§ PASSAGE
☆ ☆ ☆ ☆ ☆ ☆ ☆

NASA’s IBEX spacecraft bounces back from glitch to study edge of solar system_6407362de5a8d.jpeg

A NASA spacecraft is back to normal after weeks of troubles in space.

NASA’s Interstellar Boundary Explorer (IBEX) allowed controllers to reset the computer on March 2, agency officials said on Monday (opens in new tab) (March 6), ending three weeks of issues in trying to reach the spacecraft.

The mission team did a “firecode reset,” or external reset of the spacecraft, allowing controllers to regain control of the unresponsive spacecraft two full days before IBEX was scheduled to do an autonomous reset and power cycle on Saturday (March 4.)

All is back to normal now, agency officials added. “IBEX telemetry shows that the spacecraft is fully operational and functioning normally.”

Related: Mysterious energy ribbon at solar system’s edge a ‘cosmic roadmap’ 

NASA’s Interstellar Boundary Explorer launched in October 2008 to study the outer edge of the heliosphere, focusing on the “bubble” that represents the boundary between the sun’s environment and interstellar space.

The spacecraft fully mapped the heliosphere in its first year after launch and gets entire-sky images every six months. Its most famous discovery is uncovering a dense region of particles, nicknamed the “IBEX ribbon.”

☆ ☆ ☆ ☆ ☆ ☆ ☆

§ DATA SHOWN

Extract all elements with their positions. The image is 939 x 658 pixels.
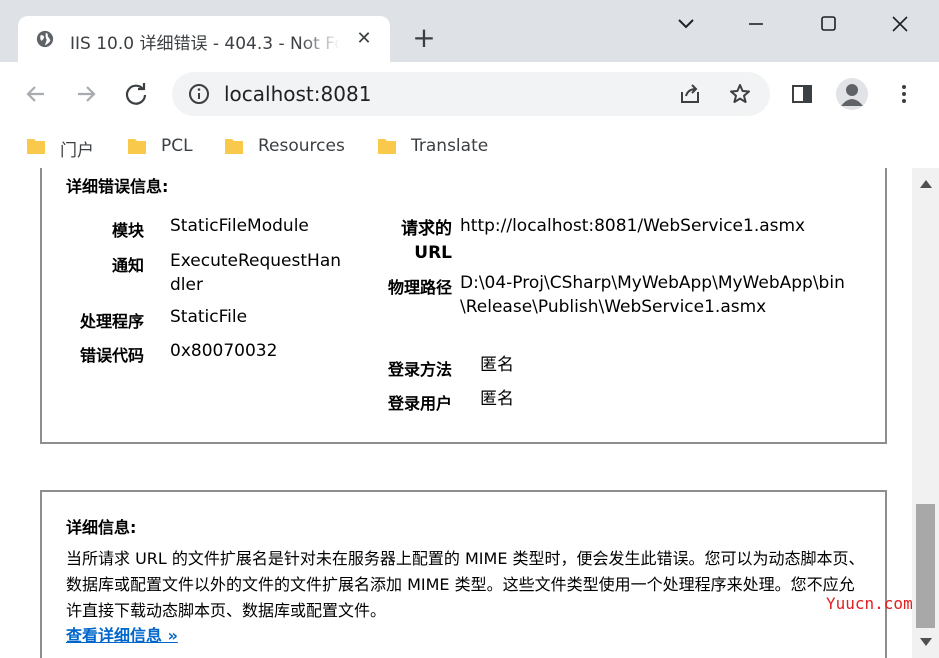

☆ ☆ ☆ ☆ ☆ ☆ ☆

§ WORK INSTRUCTIONS
(1) Reproduce the part of the IBEX article that begins with the words "A NASA spacecraft" and ends with "Saturday (March 4.)".
(2) Carry on the IBEX article from its last sentence.
The listing has no connection to the IBEX article.

§ TASK RESULTS
(1)
A NASA spacecraft is back to normal after weeks of troubles in space.

NASA’s Interstellar Boundary Explorer (IBEX) allowed controllers to reset the computer on March 2, agency officials said on Monday (opens in new tab) (March 6), ending three weeks of issues in trying to reach the spacecraft.

The mission team did a “firecode reset,” or external reset of the spacecraft, allowing controllers to regain control of the unresponsive spacecraft two full days before IBEX was scheduled to do an autonomous reset and power cycle on Saturday (March 4.)

(2)
The agency first announced issues in “regaining command capability” in late February, but emphasized the spacecraft itself was healthy despite its computer resetting unexpectedly and placing IBEX into contingency mode. “Flight software still is running, and the spacecraft systems appear to be functional,” NASA officials said in a Feb. 24 update (opens in new tab).

IBEX forms part of a network of spacecraft studying the solar wind (or constant stream of particles from our sun) alongside the sun itself to gain a better understanding of how the heliosphere shapes our solar system. 

The spacecraft has spent 15 years in space, continuing work more than a decade past when its prime mission ended in 2011.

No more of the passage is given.